**EXERCISE TASK**
Can you print every record below exactly as written?

((

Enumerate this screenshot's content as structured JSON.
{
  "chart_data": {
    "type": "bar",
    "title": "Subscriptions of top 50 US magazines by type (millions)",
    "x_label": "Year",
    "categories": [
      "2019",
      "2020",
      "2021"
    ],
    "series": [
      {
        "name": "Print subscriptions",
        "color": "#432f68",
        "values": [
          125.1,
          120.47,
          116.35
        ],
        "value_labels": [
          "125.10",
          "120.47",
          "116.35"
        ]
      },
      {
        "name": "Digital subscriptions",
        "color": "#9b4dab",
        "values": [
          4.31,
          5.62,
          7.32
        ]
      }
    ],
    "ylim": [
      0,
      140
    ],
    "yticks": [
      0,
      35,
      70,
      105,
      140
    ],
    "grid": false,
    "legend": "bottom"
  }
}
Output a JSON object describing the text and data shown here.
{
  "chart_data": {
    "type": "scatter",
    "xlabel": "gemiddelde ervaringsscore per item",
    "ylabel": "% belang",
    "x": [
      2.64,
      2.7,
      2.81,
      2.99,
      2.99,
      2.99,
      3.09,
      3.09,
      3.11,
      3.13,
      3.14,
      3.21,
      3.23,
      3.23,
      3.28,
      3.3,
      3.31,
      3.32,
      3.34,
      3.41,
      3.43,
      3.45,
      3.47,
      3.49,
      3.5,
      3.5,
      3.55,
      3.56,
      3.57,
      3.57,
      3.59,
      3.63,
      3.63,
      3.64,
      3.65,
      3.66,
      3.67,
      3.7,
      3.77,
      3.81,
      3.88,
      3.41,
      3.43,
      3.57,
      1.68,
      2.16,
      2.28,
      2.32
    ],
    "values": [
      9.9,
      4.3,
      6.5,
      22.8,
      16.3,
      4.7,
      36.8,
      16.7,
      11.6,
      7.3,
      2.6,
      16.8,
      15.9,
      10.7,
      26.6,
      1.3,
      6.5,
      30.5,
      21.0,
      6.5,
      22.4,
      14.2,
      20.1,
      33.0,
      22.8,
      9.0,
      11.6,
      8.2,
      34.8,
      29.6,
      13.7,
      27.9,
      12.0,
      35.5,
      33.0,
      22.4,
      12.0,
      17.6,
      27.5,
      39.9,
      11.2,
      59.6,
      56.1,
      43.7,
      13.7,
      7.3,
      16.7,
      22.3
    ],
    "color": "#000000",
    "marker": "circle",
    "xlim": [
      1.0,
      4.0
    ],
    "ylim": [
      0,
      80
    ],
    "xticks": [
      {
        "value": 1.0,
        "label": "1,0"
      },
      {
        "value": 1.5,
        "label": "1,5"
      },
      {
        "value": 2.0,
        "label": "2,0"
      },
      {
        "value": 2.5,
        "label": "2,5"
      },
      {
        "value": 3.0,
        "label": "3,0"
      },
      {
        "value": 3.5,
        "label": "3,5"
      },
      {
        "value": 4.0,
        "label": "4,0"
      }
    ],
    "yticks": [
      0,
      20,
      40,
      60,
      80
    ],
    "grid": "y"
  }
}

))

**RESULT OF THE TASK**
Enumerate this screenshot's content as structured JSON.
{
  "chart_data": {
    "type": "bar",
    "title": "Subscriptions of top 50 US magazines by type (millions)",
    "x_label": "Year",
    "categories": [
      "2019",
      "2020",
      "2021"
    ],
    "series": [
      {
        "name": "Print subscriptions",
        "color": "#432f68",
        "values": [
          125.1,
          120.47,
          116.35
        ],
        "value_labels": [
          "125.10",
          "120.47",
          "116.35"
        ]
      },
      {
        "name": "Digital subscriptions",
        "color": "#9b4dab",
        "values": [
          4.31,
          5.62,
          7.32
        ]
      }
    ],
    "ylim": [
      0,
      140
    ],
    "yticks": [
      0,
      35,
      70,
      105,
      140
    ],
    "grid": false,
    "legend": "bottom"
  }
}
Output a JSON object describing the text and data shown here.
{
  "chart_data": {
    "type": "scatter",
    "xlabel": "gemiddelde ervaringsscore per item",
    "ylabel": "% belang",
    "x": [
      2.64,
      2.7,
      2.81,
      2.99,
      2.99,
      2.99,
      3.09,
      3.09,
      3.11,
      3.13,
      3.14,
      3.21,
      3.23,
      3.23,
      3.28,
      3.3,
      3.31,
      3.32,
      3.34,
      3.41,
      3.43,
      3.45,
      3.47,
      3.49,
      3.5,
      3.5,
      3.55,
      3.56,
      3.57,
      3.57,
      3.59,
      3.63,
      3.63,
      3.64,
      3.65,
      3.66,
      3.67,
      3.7,
      3.77,
      3.81,
      3.88,
      3.41,
      3.43,
      3.57,
      1.68,
      2.16,
      2.28,
      2.32
    ],
    "values": [
      9.9,
      4.3,
      6.5,
      22.8,
      16.3,
      4.7,
      36.8,
      16.7,
      11.6,
      7.3,
      2.6,
      16.8,
      15.9,
      10.7,
      26.6,
      1.3,
      6.5,
      30.5,
      21.0,
      6.5,
      22.4,
      14.2,
      20.1,
      33.0,
      22.8,
      9.0,
      11.6,
      8.2,
      34.8,
      29.6,
      13.7,
      27.9,
      12.0,
      35.5,
      33.0,
      22.4,
      12.0,
      17.6,
      27.5,
      39.9,
      11.2,
      59.6,
      56.1,
      43.7,
      13.7,
      7.3,
      16.7,
      22.3
    ],
    "color": "#000000",
    "marker": "circle",
    "xlim": [
      1.0,
      4.0
    ],
    "ylim": [
      0,
      80
    ],
    "xticks": [
      {
        "value": 1.0,
        "label": "1,0"
      },
      {
        "value": 1.5,
        "label": "1,5"
      },
      {
        "value": 2.0,
        "label": "2,0"
      },
      {
        "value": 2.5,
        "label": "2,5"
      },
      {
        "value": 3.0,
        "label": "3,0"
      },
      {
        "value": 3.5,
        "label": "3,5"
      },
      {
        "value": 4.0,
        "label": "4,0"
      }
    ],
    "yticks": [
      0,
      20,
      40,
      60,
      80
    ],
    "grid": "y"
  }
}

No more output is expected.